─── WORKING DATA ───

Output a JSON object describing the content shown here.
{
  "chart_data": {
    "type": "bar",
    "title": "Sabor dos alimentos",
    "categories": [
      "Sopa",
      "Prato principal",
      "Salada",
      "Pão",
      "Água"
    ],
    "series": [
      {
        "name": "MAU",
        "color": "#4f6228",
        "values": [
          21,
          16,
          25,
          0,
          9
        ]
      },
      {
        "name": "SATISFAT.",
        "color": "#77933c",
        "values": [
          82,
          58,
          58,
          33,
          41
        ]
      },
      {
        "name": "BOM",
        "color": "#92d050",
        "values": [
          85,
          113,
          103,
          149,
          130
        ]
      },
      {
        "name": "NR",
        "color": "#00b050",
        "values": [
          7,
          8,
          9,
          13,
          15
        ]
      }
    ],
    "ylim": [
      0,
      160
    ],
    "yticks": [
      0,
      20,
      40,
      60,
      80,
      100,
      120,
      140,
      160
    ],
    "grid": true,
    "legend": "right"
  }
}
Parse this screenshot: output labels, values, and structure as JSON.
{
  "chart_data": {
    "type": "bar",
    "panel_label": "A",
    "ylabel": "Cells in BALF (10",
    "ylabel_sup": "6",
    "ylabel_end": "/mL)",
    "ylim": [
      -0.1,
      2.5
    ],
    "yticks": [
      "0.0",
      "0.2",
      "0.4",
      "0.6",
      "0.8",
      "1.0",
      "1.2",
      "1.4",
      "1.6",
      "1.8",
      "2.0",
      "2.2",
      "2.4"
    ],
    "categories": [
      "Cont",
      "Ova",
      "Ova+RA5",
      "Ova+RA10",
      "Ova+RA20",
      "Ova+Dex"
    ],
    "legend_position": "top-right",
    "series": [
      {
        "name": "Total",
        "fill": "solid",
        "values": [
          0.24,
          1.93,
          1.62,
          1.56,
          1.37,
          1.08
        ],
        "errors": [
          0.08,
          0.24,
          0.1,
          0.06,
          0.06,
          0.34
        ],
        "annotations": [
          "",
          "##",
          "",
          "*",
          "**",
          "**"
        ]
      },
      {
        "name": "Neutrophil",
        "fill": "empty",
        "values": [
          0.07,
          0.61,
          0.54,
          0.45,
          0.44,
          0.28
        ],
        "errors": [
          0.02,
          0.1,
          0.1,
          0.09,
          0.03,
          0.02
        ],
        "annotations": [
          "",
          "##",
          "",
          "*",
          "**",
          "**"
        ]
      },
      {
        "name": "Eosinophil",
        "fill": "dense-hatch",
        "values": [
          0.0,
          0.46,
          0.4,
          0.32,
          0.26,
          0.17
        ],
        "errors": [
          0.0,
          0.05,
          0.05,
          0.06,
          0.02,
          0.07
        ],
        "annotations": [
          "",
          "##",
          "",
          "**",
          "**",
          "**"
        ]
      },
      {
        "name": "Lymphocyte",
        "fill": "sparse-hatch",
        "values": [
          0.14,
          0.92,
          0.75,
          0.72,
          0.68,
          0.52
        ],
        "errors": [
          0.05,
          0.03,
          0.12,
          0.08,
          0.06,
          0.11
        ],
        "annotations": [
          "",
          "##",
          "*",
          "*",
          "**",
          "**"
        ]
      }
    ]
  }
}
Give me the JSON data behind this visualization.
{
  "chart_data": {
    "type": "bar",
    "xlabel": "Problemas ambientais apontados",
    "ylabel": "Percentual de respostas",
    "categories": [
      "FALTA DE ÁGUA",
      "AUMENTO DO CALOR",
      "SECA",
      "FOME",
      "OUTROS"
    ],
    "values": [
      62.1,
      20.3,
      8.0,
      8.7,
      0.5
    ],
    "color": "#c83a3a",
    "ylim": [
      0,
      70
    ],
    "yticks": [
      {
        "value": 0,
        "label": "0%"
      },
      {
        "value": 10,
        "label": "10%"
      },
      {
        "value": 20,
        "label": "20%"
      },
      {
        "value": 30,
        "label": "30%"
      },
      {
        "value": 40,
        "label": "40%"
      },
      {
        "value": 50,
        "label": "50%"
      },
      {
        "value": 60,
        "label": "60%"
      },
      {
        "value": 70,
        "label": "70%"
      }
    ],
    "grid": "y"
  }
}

───

◆ **DO THIS**
Copy every line from the records above that contains the word "name".

◆ **SOLUTION TO THIS PROBLEM**
        "name": "MAU",
        "name": "SATISFAT.",
        "name": "BOM",
        "name": "NR",
        "name": "Total",
        "name": "Neutrophil",
        "name": "Eosinophil",
        "name": "Lymphocyte",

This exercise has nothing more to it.